>>>>>

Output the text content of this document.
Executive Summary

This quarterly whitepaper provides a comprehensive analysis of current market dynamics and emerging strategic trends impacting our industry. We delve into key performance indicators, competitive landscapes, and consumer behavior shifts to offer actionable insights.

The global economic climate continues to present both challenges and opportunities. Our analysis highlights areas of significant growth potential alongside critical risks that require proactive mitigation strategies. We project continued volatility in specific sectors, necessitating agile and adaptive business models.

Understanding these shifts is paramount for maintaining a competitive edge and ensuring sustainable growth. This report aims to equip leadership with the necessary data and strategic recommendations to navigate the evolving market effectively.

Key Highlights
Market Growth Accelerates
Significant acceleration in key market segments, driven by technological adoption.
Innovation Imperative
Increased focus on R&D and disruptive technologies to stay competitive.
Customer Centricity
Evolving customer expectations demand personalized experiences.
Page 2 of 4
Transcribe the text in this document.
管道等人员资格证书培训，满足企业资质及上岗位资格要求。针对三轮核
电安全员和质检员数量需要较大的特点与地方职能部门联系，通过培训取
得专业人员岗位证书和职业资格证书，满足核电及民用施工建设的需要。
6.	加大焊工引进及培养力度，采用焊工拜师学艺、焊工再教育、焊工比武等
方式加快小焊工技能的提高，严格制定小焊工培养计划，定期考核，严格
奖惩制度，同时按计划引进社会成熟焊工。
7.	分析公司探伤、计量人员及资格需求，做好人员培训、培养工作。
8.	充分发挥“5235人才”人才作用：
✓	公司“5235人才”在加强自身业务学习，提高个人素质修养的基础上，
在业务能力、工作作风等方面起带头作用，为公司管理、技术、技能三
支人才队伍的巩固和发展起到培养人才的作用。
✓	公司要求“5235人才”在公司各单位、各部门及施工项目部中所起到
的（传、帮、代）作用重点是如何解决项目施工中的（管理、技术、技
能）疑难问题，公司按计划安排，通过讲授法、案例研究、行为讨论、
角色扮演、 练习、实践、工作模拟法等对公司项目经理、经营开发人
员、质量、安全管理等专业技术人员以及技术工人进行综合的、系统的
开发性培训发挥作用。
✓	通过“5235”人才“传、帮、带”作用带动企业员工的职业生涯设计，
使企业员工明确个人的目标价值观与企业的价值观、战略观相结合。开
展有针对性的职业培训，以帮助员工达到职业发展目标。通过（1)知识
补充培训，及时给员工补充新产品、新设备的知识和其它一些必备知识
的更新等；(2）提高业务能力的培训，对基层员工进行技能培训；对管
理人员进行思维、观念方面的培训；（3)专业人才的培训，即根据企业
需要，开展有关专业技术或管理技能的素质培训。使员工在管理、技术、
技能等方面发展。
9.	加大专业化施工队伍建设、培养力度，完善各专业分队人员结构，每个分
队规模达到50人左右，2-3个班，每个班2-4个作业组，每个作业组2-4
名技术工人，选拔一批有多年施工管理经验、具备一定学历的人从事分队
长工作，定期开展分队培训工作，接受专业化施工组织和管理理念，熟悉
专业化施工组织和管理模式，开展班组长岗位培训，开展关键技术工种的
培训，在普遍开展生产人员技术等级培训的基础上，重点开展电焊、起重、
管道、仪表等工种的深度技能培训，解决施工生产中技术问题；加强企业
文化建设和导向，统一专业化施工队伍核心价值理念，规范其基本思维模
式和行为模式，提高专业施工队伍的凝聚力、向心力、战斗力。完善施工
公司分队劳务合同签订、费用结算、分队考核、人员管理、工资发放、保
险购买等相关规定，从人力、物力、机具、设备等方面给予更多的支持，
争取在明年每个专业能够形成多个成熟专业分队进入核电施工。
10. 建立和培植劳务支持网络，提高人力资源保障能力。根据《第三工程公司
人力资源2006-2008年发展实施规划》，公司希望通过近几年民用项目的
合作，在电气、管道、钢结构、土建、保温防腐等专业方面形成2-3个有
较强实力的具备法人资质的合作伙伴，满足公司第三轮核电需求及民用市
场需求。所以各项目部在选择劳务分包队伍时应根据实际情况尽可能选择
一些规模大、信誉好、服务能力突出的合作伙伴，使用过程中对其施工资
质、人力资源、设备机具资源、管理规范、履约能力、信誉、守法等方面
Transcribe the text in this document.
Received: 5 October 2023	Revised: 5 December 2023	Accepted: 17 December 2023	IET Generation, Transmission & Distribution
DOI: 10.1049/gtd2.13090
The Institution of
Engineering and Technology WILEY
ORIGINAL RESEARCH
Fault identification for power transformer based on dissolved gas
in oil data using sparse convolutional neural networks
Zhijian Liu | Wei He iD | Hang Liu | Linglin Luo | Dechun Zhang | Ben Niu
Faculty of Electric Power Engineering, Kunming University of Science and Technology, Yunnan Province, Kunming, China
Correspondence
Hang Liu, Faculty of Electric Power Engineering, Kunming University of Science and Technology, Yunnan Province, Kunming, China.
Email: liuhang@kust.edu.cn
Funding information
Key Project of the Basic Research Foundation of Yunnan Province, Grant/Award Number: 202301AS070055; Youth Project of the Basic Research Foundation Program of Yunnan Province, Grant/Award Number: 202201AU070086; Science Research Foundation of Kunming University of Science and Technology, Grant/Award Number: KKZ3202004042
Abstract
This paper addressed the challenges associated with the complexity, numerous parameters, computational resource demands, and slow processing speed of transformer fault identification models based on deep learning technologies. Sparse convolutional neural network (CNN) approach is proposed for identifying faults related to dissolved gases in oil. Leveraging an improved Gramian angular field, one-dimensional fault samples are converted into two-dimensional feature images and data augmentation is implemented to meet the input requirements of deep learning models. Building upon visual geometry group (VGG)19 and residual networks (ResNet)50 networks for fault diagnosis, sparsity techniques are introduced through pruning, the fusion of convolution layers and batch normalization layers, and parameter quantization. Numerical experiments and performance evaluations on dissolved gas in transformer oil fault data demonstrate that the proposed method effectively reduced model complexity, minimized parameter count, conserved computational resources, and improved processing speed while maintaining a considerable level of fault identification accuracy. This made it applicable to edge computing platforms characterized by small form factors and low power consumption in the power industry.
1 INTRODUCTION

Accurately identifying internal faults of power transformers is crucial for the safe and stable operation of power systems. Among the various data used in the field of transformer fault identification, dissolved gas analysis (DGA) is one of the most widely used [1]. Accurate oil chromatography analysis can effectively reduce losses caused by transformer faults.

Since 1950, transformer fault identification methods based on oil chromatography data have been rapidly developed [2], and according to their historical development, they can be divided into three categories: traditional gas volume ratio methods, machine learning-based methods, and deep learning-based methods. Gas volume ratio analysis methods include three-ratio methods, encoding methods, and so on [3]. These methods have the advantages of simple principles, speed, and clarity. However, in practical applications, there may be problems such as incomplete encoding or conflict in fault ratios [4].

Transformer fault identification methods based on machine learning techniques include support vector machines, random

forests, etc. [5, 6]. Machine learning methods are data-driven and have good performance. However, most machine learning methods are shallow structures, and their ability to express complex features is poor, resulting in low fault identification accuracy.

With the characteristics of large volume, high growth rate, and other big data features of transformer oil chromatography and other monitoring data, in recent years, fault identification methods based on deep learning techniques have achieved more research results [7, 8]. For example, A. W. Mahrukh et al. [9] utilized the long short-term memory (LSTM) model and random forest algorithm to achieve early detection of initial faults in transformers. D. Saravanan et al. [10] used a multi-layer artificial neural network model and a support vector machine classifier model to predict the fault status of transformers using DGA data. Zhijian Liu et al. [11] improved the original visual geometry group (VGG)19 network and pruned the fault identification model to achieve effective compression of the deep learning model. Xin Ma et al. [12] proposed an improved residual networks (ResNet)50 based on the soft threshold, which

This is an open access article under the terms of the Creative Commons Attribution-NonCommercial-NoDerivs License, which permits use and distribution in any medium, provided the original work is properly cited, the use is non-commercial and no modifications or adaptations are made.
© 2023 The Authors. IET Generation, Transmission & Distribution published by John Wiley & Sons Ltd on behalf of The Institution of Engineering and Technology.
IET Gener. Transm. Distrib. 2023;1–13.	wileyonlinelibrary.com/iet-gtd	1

<<<<<

■ Instructions to follow ■
Pick out every line with the string "shifts" and copy it.

■ Response for this exercise ■
This quarterly whitepaper provides a comprehensive analysis of current market dynamics and emerging strategic trends impacting our industry. We delve into key performance indicators, competitive landscapes, and consumer behavior shifts to offer actionable insights.
Understanding these shifts is paramount for maintaining a competitive edge and ensuring sustainable growth. This report aims to equip leadership with the necessary data and strategic recommendations to navigate the evolving market effectively.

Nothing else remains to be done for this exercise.